Dataset entries

::::::

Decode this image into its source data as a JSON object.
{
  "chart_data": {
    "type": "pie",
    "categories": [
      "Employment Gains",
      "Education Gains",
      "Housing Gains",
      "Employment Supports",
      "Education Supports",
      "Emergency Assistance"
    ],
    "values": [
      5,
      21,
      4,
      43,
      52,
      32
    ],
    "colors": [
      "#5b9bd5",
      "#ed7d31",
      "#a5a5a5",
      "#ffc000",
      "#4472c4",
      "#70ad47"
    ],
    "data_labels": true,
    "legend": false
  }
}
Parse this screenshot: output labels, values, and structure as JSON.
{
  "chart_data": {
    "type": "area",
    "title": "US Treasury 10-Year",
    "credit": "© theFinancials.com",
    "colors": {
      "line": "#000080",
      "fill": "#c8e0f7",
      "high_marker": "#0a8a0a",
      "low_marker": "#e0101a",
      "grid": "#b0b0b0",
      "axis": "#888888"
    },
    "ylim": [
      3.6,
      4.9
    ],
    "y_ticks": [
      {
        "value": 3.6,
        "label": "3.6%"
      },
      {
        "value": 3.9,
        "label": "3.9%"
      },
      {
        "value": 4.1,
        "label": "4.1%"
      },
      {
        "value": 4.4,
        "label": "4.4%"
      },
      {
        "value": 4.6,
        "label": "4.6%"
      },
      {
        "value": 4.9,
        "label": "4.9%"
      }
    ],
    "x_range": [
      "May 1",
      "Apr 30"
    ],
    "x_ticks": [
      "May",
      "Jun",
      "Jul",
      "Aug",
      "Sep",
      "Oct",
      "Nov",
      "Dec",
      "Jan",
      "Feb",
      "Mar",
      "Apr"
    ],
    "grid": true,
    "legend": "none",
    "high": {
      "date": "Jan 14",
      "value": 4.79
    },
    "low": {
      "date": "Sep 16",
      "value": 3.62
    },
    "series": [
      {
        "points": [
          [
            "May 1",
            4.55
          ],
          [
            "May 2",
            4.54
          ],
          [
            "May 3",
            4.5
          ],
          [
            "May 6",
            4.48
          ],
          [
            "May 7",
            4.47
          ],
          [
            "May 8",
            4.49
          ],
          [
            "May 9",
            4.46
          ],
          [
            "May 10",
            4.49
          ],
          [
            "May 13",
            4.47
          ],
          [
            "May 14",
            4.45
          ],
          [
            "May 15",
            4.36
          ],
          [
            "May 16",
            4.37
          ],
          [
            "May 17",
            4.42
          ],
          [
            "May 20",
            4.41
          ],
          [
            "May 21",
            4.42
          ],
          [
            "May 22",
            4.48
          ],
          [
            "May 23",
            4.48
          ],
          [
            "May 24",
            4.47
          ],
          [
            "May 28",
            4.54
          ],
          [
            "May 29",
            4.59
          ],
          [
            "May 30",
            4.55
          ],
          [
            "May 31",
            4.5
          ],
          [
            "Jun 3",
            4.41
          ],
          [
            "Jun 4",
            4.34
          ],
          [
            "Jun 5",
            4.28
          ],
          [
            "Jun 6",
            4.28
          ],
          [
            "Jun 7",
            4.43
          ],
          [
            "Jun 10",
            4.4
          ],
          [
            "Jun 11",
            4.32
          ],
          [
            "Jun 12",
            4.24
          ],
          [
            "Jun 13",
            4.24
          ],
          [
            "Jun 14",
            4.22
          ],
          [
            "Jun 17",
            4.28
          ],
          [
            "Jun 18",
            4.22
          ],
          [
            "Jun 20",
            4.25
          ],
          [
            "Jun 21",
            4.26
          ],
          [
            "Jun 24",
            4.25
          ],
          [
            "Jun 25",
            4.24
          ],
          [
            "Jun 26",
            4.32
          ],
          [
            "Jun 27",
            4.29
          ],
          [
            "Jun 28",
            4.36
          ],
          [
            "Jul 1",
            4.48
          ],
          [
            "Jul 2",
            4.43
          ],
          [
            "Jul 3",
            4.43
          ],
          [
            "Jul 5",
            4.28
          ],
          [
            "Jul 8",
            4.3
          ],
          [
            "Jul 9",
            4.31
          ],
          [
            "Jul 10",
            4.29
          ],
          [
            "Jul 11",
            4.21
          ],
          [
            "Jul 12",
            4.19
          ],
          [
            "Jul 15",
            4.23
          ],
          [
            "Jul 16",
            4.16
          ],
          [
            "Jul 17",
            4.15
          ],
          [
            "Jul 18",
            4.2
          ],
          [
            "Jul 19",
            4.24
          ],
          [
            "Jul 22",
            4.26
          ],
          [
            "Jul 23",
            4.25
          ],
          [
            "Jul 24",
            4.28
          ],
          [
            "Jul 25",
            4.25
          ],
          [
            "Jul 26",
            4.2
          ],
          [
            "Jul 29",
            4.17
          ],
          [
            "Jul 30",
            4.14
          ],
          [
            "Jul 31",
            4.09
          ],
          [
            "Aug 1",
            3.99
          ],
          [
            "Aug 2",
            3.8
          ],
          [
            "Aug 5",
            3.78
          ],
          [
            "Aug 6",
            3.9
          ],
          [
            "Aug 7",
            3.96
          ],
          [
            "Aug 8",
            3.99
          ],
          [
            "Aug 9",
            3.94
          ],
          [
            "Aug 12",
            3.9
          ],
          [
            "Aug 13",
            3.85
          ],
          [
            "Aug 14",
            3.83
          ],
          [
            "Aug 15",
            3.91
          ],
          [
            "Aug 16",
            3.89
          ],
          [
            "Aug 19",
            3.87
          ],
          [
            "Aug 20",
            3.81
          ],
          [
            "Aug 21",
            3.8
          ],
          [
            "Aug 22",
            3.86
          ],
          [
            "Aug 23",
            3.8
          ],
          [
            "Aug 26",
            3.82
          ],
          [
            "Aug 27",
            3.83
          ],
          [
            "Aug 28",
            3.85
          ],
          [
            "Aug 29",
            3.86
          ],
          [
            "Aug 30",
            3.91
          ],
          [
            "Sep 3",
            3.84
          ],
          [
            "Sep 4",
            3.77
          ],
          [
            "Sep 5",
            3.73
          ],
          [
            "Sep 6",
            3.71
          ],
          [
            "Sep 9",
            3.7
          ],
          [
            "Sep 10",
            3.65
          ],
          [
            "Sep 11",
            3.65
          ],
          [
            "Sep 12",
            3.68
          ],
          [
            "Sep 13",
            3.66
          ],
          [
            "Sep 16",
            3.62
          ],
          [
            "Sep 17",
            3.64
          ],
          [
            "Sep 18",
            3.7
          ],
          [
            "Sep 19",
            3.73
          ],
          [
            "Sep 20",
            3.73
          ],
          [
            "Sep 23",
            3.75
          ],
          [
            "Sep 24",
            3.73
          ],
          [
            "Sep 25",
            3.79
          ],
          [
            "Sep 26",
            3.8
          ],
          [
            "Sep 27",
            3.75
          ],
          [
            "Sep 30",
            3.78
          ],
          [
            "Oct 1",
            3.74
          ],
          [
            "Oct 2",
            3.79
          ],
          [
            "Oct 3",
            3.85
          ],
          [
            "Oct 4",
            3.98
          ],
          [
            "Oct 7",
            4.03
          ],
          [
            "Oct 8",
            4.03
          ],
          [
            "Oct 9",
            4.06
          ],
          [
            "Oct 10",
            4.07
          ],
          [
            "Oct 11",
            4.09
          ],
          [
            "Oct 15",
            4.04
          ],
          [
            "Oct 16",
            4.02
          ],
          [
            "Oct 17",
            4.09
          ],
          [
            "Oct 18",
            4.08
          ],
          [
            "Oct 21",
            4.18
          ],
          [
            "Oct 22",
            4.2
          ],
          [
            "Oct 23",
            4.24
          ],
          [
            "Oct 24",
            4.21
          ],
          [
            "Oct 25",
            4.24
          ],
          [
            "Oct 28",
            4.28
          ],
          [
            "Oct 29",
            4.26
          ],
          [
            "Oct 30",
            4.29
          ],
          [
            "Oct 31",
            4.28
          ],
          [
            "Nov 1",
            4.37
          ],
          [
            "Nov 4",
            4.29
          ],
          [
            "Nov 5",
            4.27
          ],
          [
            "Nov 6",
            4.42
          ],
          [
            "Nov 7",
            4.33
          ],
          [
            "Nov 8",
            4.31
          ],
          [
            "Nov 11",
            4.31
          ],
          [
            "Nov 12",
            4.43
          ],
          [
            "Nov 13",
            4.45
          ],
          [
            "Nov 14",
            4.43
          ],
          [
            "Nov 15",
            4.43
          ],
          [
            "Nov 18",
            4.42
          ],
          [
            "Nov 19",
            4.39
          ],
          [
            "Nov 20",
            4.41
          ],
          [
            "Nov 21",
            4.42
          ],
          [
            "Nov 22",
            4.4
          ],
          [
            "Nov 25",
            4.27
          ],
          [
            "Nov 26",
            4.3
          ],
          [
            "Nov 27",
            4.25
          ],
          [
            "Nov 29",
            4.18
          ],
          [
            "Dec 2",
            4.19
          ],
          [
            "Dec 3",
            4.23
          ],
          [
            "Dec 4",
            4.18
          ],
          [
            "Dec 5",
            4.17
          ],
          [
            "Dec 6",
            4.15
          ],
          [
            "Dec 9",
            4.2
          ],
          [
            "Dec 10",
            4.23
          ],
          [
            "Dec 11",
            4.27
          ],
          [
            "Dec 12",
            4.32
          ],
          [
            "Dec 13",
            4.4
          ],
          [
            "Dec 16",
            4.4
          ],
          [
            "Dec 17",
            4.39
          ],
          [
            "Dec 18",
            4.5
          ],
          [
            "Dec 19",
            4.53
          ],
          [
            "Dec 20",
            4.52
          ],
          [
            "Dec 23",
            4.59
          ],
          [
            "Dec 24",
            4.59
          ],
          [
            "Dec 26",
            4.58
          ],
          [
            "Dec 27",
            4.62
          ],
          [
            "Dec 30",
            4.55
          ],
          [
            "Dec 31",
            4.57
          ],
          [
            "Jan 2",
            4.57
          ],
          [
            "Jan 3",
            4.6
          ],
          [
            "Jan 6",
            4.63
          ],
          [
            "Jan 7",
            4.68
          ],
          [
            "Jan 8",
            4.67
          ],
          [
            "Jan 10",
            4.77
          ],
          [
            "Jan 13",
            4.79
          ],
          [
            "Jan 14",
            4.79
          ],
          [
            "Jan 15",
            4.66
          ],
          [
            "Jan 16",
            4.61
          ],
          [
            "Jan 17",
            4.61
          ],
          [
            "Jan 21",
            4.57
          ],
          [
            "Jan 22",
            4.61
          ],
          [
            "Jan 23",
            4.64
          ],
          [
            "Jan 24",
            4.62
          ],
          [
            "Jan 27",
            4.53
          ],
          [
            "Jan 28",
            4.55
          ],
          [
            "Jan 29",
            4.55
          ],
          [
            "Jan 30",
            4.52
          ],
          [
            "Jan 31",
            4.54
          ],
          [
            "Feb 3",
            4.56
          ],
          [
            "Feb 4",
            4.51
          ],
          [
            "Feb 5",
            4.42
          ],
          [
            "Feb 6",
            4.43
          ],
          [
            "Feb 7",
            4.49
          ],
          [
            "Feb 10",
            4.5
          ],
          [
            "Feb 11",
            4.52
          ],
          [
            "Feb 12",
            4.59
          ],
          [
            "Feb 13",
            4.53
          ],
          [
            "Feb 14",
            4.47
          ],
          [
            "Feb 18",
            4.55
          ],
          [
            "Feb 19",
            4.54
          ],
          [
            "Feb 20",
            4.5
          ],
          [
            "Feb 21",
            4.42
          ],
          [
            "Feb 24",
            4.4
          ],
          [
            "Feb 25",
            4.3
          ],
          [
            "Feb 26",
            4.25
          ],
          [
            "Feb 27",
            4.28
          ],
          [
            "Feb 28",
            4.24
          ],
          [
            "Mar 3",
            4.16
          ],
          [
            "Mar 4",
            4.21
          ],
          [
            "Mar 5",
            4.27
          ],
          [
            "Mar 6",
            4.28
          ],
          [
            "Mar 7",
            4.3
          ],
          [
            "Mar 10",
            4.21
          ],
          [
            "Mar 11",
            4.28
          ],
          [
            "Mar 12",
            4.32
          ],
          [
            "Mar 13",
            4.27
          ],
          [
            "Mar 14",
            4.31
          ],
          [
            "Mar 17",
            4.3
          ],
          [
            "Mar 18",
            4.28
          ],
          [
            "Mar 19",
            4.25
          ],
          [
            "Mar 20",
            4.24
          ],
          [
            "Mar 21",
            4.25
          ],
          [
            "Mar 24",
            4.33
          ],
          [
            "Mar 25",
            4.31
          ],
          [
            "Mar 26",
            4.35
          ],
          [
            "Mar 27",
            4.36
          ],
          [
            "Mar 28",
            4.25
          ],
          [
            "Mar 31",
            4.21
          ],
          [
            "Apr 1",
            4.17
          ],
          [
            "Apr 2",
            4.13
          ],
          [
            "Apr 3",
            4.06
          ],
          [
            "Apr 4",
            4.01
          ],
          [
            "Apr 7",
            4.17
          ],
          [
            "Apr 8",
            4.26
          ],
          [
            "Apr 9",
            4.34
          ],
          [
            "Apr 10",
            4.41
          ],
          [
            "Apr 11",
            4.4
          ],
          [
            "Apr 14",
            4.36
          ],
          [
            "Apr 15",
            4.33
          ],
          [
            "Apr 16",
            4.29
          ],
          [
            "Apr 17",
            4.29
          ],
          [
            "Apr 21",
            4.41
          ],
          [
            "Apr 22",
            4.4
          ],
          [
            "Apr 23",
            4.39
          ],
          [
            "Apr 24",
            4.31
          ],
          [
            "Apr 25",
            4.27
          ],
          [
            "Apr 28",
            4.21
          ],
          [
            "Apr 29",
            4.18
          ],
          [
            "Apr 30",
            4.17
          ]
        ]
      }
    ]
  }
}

::::::

Return each line of the data that contains the string "values".

[Task output]
    "values": [
Parse this screenshot: output labels, values, and structure as JSON.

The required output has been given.